* _What you have to do_
Without including any pictures, write out all the entries exactly.

* _Entries_

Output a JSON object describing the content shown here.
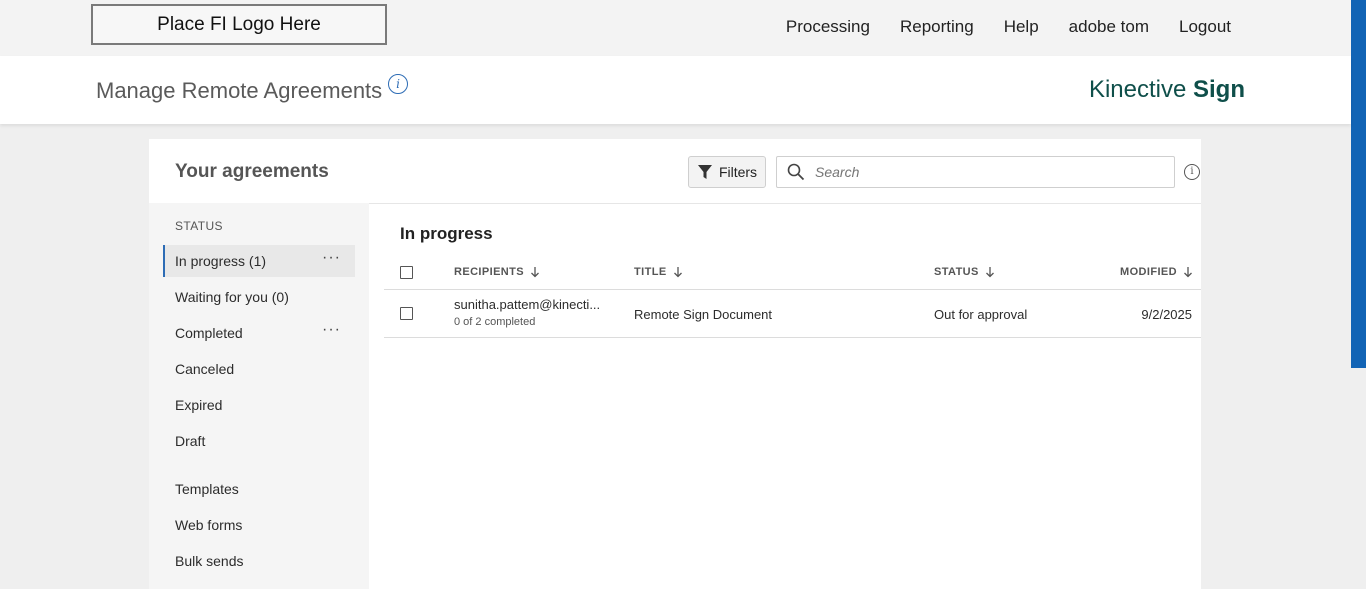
{
  "topbar": {
    "logo_text": "Place FI Logo Here",
    "nav": [
      "Processing",
      "Reporting",
      "Help",
      "adobe tom",
      "Logout"
    ]
  },
  "subheader": {
    "title": "Manage Remote Agreements",
    "info_glyph": "i",
    "brand_light": "Kinective",
    "brand_bold": "Sign"
  },
  "agreements": {
    "heading": "Your agreements",
    "filters_label": "Filters",
    "search_placeholder": "Search",
    "sidebar": {
      "status_label": "STATUS",
      "items": [
        {
          "label": "In progress (1)",
          "active": true,
          "menu": true
        },
        {
          "label": "Waiting for you (0)"
        },
        {
          "label": "Completed",
          "menu": true
        },
        {
          "label": "Canceled"
        },
        {
          "label": "Expired"
        },
        {
          "label": "Draft"
        },
        {
          "label": "Templates"
        },
        {
          "label": "Web forms"
        },
        {
          "label": "Bulk sends"
        }
      ],
      "menu_glyph": "···"
    },
    "list": {
      "section_title": "In progress",
      "columns": [
        "RECIPIENTS",
        "TITLE",
        "STATUS",
        "MODIFIED"
      ],
      "rows": [
        {
          "recipient": "sunitha.pattem@kinecti...",
          "progress": "0 of 2 completed",
          "title": "Remote Sign Document",
          "status": "Out for approval",
          "modified": "9/2/2025"
        }
      ]
    }
  },
  "colors": {
    "accent": "#2d6cb5",
    "brand": "#0f4f4a",
    "scroll_accent": "#1264b5"
  }
}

* _Reply to the task_
Output a JSON object describing the content shown here.
{
  "topbar": {
    "logo_text": "Place FI Logo Here",
    "nav": [
      "Processing",
      "Reporting",
      "Help",
      "adobe tom",
      "Logout"
    ]
  },
  "subheader": {
    "title": "Manage Remote Agreements",
    "info_glyph": "i",
    "brand_light": "Kinective",
    "brand_bold": "Sign"
  },
  "agreements": {
    "heading": "Your agreements",
    "filters_label": "Filters",
    "search_placeholder": "Search",
    "sidebar": {
      "status_label": "STATUS",
      "items": [
        {
          "label": "In progress (1)",
          "active": true,
          "menu": true
        },
        {
          "label": "Waiting for you (0)"
        },
        {
          "label": "Completed",
          "menu": true
        },
        {
          "label": "Canceled"
        },
        {
          "label": "Expired"
        },
        {
          "label": "Draft"
        },
        {
          "label": "Templates"
        },
        {
          "label": "Web forms"
        },
        {
          "label": "Bulk sends"
        }
      ],
      "menu_glyph": "···"
    },
    "list": {
      "section_title": "In progress",
      "columns": [
        "RECIPIENTS",
        "TITLE",
        "STATUS",
        "MODIFIED"
      ],
      "rows": [
        {
          "recipient": "sunitha.pattem@kinecti...",
          "progress": "0 of 2 completed",
          "title": "Remote Sign Document",
          "status": "Out for approval",
          "modified": "9/2/2025"
        }
      ]
    }
  },
  "colors": {
    "accent": "#2d6cb5",
    "brand": "#0f4f4a",
    "scroll_accent": "#1264b5"
  }
}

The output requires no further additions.